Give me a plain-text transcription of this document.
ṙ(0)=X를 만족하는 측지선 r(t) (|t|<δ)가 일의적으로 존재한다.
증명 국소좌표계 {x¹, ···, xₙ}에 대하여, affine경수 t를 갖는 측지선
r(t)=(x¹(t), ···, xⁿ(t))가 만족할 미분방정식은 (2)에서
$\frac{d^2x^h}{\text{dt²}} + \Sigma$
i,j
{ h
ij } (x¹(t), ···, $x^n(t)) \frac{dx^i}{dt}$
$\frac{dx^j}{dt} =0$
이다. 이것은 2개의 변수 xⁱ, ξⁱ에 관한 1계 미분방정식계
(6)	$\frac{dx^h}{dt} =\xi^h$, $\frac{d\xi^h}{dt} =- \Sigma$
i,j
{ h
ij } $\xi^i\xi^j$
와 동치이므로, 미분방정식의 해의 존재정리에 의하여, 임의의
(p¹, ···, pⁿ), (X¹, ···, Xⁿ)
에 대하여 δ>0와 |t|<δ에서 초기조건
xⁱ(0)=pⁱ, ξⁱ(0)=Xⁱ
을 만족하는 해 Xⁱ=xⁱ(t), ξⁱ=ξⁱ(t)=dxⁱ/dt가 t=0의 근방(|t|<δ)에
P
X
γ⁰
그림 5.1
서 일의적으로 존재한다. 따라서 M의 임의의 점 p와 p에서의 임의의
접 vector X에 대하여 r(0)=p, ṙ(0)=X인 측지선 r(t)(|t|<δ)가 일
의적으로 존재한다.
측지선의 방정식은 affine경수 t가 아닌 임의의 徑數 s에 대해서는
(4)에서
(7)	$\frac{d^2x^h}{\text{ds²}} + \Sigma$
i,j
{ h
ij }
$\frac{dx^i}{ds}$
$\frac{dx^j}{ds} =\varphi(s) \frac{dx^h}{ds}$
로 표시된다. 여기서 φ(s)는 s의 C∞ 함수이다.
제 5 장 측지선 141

++++

Written exercise: Write out all the entries exactly.

Correct response:
Give me a plain-text transcription of this document.
ṙ(0)=X를 만족하는 측지선 r(t) (|t|<δ)가 일의적으로 존재한다.
증명 국소좌표계 {x¹, ···, xₙ}에 대하여, affine경수 t를 갖는 측지선
r(t)=(x¹(t), ···, xⁿ(t))가 만족할 미분방정식은 (2)에서
$\frac{d^2x^h}{\text{dt²}} + \Sigma$
i,j
{ h
ij } (x¹(t), ···, $x^n(t)) \frac{dx^i}{dt}$
$\frac{dx^j}{dt} =0$
이다. 이것은 2개의 변수 xⁱ, ξⁱ에 관한 1계 미분방정식계
(6)	$\frac{dx^h}{dt} =\xi^h$, $\frac{d\xi^h}{dt} =- \Sigma$
i,j
{ h
ij } $\xi^i\xi^j$
와 동치이므로, 미분방정식의 해의 존재정리에 의하여, 임의의
(p¹, ···, pⁿ), (X¹, ···, Xⁿ)
에 대하여 δ>0와 |t|<δ에서 초기조건
xⁱ(0)=pⁱ, ξⁱ(0)=Xⁱ
을 만족하는 해 Xⁱ=xⁱ(t), ξⁱ=ξⁱ(t)=dxⁱ/dt가 t=0의 근방(|t|<δ)에
P
X
γ⁰
그림 5.1
서 일의적으로 존재한다. 따라서 M의 임의의 점 p와 p에서의 임의의
접 vector X에 대하여 r(0)=p, ṙ(0)=X인 측지선 r(t)(|t|<δ)가 일
의적으로 존재한다.
측지선의 방정식은 affine경수 t가 아닌 임의의 徑數 s에 대해서는
(4)에서
(7)	$\frac{d^2x^h}{\text{ds²}} + \Sigma$
i,j
{ h
ij }
$\frac{dx^i}{ds}$
$\frac{dx^j}{ds} =\varphi(s) \frac{dx^h}{ds}$
로 표시된다. 여기서 φ(s)는 s의 C∞ 함수이다.
제 5 장 측지선 141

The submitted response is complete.